── INPUT MATERIAL

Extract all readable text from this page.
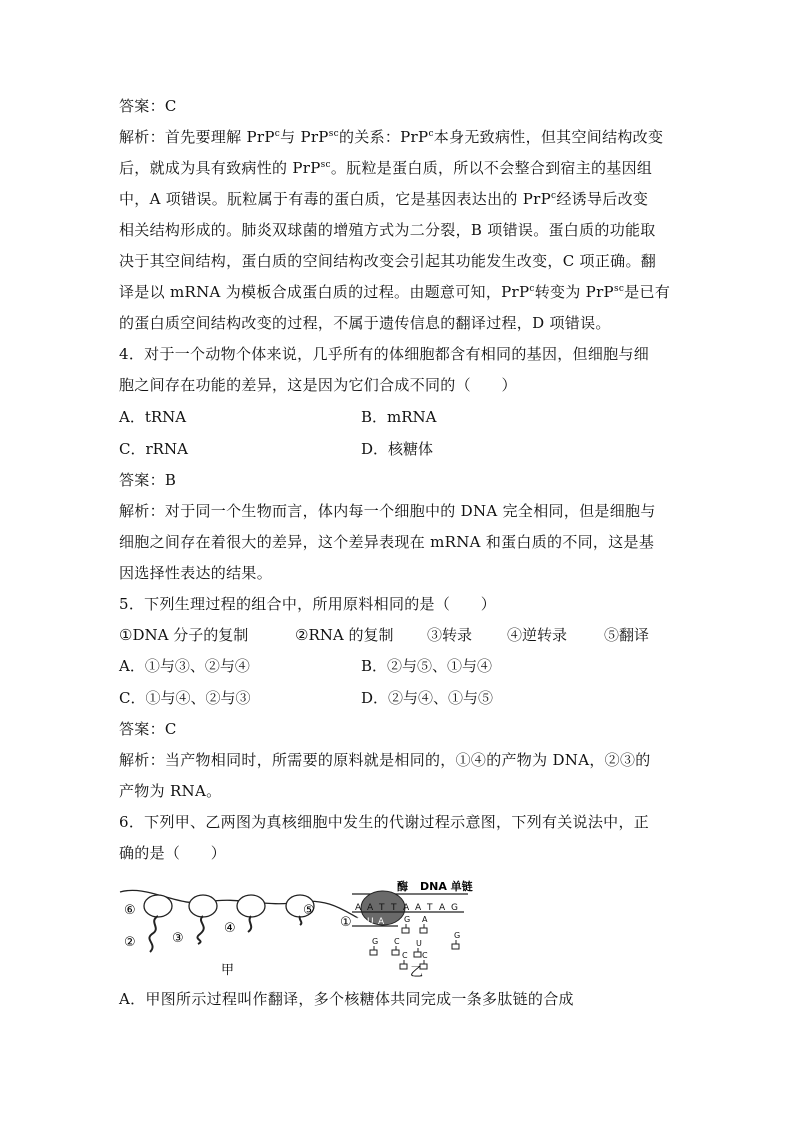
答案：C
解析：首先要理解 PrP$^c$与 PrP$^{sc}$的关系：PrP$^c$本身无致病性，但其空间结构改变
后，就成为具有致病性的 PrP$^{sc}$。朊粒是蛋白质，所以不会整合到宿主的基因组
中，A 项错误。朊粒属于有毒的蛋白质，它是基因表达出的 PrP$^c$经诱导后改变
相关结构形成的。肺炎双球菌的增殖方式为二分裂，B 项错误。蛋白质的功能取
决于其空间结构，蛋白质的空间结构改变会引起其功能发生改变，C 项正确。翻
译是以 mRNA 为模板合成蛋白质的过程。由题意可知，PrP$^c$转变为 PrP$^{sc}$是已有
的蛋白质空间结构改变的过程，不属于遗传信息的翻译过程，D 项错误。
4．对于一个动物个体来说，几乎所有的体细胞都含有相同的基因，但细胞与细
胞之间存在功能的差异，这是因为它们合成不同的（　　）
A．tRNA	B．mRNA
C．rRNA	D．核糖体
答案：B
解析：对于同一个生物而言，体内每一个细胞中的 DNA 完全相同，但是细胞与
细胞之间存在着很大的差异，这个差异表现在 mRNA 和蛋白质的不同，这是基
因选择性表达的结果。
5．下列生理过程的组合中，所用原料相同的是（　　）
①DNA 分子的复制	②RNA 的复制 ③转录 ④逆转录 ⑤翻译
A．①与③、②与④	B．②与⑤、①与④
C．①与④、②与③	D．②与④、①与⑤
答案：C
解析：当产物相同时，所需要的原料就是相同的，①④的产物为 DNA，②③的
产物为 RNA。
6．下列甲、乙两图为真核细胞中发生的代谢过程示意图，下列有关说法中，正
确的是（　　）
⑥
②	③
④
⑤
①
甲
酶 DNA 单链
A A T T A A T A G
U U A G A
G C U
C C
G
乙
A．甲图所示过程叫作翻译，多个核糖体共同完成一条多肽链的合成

────

Set down the data above exactly as written. Omit the pictures.

## PROBLEM SOLUTION
Extract all readable text from this page.
答案：C
解析：首先要理解 PrP$^c$与 PrP$^{sc}$的关系：PrP$^c$本身无致病性，但其空间结构改变
后，就成为具有致病性的 PrP$^{sc}$。朊粒是蛋白质，所以不会整合到宿主的基因组
中，A 项错误。朊粒属于有毒的蛋白质，它是基因表达出的 PrP$^c$经诱导后改变
相关结构形成的。肺炎双球菌的增殖方式为二分裂，B 项错误。蛋白质的功能取
决于其空间结构，蛋白质的空间结构改变会引起其功能发生改变，C 项正确。翻
译是以 mRNA 为模板合成蛋白质的过程。由题意可知，PrP$^c$转变为 PrP$^{sc}$是已有
的蛋白质空间结构改变的过程，不属于遗传信息的翻译过程，D 项错误。
4．对于一个动物个体来说，几乎所有的体细胞都含有相同的基因，但细胞与细
胞之间存在功能的差异，这是因为它们合成不同的（　　）
A．tRNA	B．mRNA
C．rRNA	D．核糖体
答案：B
解析：对于同一个生物而言，体内每一个细胞中的 DNA 完全相同，但是细胞与
细胞之间存在着很大的差异，这个差异表现在 mRNA 和蛋白质的不同，这是基
因选择性表达的结果。
5．下列生理过程的组合中，所用原料相同的是（　　）
①DNA 分子的复制	②RNA 的复制 ③转录 ④逆转录 ⑤翻译
A．①与③、②与④	B．②与⑤、①与④
C．①与④、②与③	D．②与④、①与⑤
答案：C
解析：当产物相同时，所需要的原料就是相同的，①④的产物为 DNA，②③的
产物为 RNA。
6．下列甲、乙两图为真核细胞中发生的代谢过程示意图，下列有关说法中，正
确的是（　　）
⑥
②	③
④
⑤
①
甲
酶 DNA 单链
A A T T A A T A G
U U A G A
G C U
C C
G
乙
A．甲图所示过程叫作翻译，多个核糖体共同完成一条多肽链的合成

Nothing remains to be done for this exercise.